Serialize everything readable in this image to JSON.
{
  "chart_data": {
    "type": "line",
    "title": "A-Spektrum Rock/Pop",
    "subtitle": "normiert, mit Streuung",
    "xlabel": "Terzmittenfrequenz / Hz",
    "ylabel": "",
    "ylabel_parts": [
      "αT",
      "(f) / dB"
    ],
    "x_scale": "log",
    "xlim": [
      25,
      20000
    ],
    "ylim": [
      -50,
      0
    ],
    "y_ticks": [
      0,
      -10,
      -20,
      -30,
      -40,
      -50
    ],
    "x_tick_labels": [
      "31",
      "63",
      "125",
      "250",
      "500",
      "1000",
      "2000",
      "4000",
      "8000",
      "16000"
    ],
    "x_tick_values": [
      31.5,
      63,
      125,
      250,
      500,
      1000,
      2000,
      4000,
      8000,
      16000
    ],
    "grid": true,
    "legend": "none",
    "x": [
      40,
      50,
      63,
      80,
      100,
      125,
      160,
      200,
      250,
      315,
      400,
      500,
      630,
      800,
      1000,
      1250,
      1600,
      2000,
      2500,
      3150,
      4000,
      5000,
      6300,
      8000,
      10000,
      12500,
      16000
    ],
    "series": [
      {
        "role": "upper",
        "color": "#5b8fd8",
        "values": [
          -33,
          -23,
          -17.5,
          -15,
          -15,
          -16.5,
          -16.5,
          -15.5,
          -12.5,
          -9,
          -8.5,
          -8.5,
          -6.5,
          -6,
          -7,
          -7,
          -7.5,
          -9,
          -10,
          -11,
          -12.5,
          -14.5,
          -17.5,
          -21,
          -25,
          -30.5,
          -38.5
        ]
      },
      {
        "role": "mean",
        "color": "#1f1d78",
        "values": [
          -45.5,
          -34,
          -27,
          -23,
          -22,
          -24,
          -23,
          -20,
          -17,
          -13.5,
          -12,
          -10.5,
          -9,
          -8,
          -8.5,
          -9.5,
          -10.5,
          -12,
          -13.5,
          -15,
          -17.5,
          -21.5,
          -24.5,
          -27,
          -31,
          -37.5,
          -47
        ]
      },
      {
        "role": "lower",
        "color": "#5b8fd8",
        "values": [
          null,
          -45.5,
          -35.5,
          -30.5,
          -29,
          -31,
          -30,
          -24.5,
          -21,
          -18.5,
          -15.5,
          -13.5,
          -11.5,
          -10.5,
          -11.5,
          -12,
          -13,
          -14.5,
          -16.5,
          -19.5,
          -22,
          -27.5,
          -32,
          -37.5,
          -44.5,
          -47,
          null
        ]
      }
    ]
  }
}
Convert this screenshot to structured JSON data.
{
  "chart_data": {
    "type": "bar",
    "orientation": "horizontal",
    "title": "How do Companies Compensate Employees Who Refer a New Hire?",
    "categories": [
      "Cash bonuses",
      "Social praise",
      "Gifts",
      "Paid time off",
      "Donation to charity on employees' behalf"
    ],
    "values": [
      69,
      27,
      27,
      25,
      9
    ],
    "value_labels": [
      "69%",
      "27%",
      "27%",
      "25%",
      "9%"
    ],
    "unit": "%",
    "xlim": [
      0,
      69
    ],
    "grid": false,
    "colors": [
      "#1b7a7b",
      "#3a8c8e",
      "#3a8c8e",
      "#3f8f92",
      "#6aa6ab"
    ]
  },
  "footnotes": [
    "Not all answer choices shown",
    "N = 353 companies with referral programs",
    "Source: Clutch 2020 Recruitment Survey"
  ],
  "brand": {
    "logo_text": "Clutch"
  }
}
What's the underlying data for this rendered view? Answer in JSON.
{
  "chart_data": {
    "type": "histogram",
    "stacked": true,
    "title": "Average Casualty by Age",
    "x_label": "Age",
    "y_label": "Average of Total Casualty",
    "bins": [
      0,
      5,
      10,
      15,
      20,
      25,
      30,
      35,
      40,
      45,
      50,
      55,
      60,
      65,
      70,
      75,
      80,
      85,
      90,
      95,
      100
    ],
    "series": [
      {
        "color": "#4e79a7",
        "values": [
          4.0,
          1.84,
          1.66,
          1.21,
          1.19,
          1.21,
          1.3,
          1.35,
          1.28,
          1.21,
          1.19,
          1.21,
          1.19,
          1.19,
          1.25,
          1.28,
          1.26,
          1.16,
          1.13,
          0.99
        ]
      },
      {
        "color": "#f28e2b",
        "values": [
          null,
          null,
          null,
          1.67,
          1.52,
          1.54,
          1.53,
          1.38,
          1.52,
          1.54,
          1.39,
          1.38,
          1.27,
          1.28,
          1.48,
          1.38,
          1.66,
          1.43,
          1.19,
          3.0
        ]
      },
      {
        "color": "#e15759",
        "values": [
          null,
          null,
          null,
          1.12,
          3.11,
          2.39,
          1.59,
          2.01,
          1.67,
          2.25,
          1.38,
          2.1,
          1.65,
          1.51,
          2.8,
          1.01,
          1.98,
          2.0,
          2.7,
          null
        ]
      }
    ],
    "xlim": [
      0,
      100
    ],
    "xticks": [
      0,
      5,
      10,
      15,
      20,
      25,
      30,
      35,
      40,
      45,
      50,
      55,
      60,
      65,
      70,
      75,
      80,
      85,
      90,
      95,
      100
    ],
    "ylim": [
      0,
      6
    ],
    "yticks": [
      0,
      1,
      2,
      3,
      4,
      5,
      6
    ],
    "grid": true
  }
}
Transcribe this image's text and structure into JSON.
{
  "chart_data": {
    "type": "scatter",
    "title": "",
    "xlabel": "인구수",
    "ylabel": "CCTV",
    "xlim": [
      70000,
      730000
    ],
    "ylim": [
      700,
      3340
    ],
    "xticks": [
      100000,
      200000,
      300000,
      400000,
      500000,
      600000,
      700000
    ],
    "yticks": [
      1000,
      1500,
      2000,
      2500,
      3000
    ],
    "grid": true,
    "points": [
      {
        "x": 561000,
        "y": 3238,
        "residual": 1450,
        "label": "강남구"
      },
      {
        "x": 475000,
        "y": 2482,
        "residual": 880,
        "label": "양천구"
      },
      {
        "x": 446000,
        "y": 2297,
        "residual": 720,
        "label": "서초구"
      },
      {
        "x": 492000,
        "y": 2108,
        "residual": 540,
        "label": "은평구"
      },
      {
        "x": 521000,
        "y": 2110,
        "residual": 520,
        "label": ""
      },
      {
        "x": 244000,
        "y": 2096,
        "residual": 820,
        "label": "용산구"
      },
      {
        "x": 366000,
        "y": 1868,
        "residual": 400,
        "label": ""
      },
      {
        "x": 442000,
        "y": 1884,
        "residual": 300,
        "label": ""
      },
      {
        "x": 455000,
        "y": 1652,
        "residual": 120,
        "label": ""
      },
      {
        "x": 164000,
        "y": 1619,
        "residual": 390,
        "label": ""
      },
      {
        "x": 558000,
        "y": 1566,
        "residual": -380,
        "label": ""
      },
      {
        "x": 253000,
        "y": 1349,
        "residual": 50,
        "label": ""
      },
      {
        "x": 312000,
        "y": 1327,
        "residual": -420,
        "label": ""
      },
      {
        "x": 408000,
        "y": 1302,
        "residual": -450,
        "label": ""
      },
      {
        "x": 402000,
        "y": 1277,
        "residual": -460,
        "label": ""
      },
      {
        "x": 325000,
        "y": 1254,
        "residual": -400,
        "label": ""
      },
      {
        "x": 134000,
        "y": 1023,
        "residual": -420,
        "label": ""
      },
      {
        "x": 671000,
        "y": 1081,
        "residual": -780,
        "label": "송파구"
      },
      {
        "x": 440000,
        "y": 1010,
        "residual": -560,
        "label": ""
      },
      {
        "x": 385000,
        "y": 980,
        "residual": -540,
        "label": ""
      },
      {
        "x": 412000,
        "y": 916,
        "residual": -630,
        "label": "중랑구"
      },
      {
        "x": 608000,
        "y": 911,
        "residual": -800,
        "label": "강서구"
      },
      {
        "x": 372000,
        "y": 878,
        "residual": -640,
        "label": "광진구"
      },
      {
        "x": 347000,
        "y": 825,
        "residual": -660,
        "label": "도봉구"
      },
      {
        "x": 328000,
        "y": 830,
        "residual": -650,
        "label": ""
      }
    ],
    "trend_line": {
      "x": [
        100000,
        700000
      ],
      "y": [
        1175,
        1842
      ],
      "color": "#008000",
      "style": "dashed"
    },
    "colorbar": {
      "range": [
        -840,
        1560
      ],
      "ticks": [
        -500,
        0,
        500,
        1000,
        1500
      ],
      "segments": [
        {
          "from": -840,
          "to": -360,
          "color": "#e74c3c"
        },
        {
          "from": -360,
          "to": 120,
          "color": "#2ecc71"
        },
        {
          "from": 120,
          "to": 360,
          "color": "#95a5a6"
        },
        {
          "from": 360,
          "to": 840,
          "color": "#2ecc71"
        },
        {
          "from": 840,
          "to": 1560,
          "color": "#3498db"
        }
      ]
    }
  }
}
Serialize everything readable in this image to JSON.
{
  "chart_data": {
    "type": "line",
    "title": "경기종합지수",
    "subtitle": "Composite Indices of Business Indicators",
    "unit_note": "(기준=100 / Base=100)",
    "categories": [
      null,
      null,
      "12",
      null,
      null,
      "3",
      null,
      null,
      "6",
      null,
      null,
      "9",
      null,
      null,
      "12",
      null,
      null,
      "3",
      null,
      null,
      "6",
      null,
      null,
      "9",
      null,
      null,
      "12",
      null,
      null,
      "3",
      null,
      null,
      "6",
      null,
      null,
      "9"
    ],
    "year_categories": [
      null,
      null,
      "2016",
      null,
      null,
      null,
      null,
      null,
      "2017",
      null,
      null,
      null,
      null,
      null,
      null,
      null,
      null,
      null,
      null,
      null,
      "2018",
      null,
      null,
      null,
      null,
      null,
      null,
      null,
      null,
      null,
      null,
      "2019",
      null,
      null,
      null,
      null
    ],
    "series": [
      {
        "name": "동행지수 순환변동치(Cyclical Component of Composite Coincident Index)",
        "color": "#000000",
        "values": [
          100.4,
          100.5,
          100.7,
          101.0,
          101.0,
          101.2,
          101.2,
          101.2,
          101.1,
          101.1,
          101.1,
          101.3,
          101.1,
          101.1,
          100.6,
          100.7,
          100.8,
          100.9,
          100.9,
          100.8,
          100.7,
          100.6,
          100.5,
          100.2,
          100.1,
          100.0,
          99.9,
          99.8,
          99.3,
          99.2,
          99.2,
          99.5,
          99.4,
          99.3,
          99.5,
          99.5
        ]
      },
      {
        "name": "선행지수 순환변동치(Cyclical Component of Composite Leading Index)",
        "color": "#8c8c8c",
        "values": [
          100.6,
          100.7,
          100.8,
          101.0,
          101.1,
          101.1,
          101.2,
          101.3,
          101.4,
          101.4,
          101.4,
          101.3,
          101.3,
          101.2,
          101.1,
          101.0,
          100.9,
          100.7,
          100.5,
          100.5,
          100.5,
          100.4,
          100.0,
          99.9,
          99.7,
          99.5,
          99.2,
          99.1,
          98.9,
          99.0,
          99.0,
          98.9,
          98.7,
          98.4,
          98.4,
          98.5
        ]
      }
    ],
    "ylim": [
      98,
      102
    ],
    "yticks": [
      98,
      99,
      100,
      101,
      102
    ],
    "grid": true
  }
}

+++++

* AIM OF THE EXERCISE
State how many lines of the records above contain the word "from", giving only that number.

* FINAL ANSWER
5